--- Begin ---

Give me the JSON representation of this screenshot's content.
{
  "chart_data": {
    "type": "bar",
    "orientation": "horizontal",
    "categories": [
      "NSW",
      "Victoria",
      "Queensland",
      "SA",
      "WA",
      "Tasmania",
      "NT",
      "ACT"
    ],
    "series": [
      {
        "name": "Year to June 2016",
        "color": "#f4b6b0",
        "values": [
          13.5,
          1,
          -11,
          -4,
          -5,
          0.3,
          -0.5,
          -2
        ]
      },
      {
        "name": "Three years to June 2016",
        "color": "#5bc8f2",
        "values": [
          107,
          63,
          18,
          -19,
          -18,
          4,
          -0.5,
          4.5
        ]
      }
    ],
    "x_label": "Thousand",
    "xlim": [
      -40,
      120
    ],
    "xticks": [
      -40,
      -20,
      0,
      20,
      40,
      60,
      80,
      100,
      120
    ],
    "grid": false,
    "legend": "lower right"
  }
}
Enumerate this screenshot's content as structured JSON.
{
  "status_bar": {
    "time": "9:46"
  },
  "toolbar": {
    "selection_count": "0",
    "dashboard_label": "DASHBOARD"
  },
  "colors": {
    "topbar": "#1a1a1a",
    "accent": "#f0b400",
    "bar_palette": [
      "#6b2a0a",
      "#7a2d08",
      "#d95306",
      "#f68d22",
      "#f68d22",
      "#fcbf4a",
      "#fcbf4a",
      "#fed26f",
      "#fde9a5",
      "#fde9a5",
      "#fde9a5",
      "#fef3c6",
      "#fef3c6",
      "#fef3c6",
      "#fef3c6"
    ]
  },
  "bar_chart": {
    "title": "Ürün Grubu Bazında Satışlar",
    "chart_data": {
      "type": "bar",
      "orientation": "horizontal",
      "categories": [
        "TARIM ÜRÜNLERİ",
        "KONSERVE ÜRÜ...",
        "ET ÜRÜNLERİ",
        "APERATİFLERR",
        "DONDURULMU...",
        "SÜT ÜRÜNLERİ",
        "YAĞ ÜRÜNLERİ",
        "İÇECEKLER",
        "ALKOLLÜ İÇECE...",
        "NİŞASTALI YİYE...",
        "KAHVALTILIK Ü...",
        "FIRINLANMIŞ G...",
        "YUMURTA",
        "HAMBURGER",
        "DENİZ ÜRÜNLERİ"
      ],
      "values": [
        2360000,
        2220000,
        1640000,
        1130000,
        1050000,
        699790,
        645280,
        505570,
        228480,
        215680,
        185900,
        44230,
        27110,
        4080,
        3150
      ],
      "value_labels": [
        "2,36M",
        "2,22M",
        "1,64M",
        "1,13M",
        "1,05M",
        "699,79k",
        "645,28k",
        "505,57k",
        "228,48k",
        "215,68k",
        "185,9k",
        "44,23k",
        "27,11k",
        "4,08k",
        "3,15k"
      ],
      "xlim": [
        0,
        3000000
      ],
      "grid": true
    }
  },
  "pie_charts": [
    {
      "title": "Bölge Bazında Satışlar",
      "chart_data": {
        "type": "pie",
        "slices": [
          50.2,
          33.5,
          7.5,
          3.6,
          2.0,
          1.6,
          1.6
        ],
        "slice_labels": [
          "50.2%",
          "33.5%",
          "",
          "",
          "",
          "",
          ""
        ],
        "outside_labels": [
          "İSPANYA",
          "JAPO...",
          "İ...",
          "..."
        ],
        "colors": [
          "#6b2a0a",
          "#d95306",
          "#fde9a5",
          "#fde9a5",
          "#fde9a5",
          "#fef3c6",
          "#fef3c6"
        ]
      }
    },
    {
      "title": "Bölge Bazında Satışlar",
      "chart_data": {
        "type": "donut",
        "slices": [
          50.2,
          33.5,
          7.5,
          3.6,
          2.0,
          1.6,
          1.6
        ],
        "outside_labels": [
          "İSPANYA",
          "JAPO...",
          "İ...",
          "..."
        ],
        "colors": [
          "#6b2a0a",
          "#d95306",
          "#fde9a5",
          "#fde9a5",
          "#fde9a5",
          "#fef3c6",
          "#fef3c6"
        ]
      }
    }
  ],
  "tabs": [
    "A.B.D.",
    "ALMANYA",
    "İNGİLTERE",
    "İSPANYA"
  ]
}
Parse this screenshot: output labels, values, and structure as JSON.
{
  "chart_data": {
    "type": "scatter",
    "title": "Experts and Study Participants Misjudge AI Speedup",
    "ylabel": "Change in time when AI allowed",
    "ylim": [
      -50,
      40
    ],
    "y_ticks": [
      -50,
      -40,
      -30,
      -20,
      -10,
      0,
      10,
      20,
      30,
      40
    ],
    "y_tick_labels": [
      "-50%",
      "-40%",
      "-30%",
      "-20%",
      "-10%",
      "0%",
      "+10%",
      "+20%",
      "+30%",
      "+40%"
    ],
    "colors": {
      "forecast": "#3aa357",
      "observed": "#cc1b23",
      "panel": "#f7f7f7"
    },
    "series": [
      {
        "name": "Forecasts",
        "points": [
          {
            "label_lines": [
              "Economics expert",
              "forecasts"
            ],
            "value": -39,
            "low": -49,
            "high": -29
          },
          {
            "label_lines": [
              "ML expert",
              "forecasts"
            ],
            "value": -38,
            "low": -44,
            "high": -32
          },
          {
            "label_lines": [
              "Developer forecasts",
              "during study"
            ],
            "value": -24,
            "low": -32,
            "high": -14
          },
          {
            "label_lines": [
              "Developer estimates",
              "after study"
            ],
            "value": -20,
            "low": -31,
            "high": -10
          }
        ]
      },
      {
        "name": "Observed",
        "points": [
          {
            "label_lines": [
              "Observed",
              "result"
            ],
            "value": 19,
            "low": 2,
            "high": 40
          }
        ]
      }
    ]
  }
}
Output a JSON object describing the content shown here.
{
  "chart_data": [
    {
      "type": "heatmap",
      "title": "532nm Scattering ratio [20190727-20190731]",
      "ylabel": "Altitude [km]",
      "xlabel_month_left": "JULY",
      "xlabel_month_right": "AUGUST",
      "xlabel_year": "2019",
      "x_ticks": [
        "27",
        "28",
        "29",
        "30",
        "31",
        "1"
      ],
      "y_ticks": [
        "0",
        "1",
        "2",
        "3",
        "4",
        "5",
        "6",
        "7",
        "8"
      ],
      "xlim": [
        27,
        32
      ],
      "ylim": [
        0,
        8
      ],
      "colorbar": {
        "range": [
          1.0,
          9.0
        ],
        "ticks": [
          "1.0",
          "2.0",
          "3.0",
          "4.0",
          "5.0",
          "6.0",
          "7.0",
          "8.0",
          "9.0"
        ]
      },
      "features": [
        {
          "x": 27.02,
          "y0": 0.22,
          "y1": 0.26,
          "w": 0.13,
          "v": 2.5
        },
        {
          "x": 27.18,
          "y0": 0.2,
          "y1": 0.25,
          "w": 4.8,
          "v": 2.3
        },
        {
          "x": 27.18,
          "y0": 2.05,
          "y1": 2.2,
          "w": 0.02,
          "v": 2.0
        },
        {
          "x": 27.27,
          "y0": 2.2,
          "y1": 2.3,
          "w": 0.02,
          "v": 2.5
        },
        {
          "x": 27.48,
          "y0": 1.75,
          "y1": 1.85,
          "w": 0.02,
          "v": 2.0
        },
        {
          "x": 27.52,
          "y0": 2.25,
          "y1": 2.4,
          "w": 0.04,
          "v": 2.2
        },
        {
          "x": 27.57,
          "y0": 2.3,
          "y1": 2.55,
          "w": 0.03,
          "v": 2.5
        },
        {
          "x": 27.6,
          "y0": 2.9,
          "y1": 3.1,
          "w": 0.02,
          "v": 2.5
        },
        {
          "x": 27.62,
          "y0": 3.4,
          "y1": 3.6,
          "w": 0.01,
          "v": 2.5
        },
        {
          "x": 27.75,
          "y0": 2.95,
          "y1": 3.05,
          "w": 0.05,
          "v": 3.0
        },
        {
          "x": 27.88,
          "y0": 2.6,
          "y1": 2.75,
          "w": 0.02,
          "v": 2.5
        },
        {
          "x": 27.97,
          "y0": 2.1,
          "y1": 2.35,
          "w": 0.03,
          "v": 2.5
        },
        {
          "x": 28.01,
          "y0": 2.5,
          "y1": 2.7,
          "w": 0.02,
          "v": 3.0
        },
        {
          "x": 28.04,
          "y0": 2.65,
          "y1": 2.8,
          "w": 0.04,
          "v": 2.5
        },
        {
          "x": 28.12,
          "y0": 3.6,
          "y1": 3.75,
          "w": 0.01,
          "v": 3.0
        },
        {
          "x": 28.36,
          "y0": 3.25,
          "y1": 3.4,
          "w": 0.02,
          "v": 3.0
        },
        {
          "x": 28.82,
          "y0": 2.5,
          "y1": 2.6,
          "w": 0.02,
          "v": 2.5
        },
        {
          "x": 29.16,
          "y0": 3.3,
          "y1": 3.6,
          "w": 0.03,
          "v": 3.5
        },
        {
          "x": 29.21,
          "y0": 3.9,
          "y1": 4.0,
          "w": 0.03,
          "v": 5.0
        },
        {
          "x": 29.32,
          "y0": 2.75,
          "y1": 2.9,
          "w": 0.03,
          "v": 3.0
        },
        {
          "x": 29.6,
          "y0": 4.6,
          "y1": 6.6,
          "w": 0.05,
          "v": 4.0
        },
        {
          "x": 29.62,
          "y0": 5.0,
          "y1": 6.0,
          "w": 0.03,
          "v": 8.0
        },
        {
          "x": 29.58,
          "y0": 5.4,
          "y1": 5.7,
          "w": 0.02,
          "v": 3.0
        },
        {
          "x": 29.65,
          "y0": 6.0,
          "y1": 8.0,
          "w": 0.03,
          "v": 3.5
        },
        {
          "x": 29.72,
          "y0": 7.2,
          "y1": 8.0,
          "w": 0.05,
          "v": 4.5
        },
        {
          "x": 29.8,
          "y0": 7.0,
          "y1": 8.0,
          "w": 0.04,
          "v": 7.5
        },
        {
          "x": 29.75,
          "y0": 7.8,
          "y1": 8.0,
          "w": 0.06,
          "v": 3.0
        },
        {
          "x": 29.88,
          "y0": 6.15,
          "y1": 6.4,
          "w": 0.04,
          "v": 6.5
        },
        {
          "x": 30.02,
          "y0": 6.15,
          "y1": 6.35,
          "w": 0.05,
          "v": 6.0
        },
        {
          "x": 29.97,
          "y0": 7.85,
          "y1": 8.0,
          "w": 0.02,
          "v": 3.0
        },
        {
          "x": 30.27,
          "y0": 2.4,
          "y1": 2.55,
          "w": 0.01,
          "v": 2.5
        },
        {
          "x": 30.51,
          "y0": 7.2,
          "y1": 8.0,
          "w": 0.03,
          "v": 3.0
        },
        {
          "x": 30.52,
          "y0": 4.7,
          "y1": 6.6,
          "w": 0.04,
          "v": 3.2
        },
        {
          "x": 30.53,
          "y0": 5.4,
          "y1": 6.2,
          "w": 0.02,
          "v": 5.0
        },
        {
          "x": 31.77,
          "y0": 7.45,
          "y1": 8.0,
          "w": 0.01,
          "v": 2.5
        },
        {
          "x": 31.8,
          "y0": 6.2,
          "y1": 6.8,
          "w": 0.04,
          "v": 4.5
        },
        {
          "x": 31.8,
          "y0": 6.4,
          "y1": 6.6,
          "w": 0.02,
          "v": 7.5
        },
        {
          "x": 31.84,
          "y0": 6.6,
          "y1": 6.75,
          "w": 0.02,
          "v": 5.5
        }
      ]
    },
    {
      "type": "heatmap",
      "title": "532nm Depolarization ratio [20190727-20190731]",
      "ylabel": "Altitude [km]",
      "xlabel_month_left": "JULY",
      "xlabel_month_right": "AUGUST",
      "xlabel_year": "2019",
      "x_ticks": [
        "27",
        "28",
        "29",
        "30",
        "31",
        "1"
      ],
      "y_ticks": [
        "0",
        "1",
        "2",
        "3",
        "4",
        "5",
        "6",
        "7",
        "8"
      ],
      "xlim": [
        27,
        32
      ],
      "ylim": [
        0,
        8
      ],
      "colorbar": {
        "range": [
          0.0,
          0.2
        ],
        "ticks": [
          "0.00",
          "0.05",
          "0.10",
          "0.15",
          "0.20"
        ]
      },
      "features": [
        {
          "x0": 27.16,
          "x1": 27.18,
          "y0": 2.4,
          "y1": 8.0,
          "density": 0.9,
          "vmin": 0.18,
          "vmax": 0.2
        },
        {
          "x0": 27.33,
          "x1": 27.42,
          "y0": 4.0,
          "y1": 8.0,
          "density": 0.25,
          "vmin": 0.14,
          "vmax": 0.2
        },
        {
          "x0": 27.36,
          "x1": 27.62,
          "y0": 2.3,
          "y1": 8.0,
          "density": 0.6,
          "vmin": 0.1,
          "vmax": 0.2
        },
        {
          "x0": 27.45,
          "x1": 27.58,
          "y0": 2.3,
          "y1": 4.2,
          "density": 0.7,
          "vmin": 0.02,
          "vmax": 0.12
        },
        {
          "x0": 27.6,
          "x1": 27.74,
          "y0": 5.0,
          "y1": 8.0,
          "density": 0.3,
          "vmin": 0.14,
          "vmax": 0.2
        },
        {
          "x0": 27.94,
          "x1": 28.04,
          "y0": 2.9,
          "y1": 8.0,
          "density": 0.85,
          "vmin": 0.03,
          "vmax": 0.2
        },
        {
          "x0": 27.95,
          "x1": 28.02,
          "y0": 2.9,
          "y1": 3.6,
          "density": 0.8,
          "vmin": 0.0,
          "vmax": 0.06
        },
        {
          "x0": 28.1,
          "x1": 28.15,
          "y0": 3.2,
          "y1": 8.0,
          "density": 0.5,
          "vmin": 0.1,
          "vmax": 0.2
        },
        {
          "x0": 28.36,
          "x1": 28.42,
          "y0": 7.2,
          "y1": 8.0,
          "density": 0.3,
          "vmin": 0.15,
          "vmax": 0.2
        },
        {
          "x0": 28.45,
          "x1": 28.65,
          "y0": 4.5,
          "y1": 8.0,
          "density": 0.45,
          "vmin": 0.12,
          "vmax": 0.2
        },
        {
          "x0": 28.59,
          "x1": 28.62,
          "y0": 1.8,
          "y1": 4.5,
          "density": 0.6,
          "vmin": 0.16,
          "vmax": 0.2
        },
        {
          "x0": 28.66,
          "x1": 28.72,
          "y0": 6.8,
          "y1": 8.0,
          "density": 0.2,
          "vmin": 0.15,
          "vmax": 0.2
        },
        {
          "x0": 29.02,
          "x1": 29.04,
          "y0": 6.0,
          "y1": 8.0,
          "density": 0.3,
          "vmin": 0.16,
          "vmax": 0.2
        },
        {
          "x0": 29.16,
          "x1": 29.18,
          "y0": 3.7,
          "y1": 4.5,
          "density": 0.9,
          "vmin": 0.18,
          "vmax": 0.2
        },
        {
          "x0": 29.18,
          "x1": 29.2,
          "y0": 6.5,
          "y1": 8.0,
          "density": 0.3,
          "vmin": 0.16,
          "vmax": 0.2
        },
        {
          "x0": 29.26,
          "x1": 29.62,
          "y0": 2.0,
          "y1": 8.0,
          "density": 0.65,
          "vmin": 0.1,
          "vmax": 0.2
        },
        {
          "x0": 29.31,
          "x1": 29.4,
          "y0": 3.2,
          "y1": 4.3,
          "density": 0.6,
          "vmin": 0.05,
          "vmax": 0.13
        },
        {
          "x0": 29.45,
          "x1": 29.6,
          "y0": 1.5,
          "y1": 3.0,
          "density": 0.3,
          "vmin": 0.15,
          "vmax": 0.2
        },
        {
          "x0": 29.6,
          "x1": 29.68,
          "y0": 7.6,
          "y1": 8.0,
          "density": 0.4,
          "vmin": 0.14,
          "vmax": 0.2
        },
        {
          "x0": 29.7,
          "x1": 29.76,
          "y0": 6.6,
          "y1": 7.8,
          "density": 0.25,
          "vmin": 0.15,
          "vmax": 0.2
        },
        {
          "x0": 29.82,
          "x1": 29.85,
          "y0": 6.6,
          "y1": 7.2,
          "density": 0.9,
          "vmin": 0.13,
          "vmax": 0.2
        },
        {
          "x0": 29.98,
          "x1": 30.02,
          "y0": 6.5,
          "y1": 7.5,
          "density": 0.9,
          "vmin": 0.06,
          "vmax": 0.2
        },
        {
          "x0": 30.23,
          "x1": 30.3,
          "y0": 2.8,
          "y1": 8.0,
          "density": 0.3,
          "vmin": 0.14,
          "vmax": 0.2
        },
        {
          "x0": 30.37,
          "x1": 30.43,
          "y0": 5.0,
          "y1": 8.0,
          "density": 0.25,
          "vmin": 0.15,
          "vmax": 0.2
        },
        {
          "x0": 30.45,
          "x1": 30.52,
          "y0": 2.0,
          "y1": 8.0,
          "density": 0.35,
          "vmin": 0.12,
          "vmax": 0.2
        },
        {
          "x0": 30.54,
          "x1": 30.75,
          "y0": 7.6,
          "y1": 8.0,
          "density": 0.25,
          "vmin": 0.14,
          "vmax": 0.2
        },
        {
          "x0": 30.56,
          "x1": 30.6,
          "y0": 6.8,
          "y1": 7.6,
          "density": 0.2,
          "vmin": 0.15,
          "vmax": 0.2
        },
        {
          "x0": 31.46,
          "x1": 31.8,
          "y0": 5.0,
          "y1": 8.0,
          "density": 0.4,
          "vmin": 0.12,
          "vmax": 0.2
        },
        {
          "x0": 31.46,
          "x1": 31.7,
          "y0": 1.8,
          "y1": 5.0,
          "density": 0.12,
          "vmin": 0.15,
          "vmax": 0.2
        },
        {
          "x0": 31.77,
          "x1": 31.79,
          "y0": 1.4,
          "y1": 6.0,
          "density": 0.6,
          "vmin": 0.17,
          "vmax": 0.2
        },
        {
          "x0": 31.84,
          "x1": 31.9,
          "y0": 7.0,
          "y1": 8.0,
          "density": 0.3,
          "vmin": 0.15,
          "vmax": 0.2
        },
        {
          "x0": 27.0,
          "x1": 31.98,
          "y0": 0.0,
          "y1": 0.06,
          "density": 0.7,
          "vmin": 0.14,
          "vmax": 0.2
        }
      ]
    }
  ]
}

--- End ---

WHAT THIS TASK INVOLVES:
Report every line containing the word "values" from the listing above.

ANSWER IN FULL:
        "values": [
        "values": [
      "values": [
Parse this screenshot: output labels, values, and structure as JSON.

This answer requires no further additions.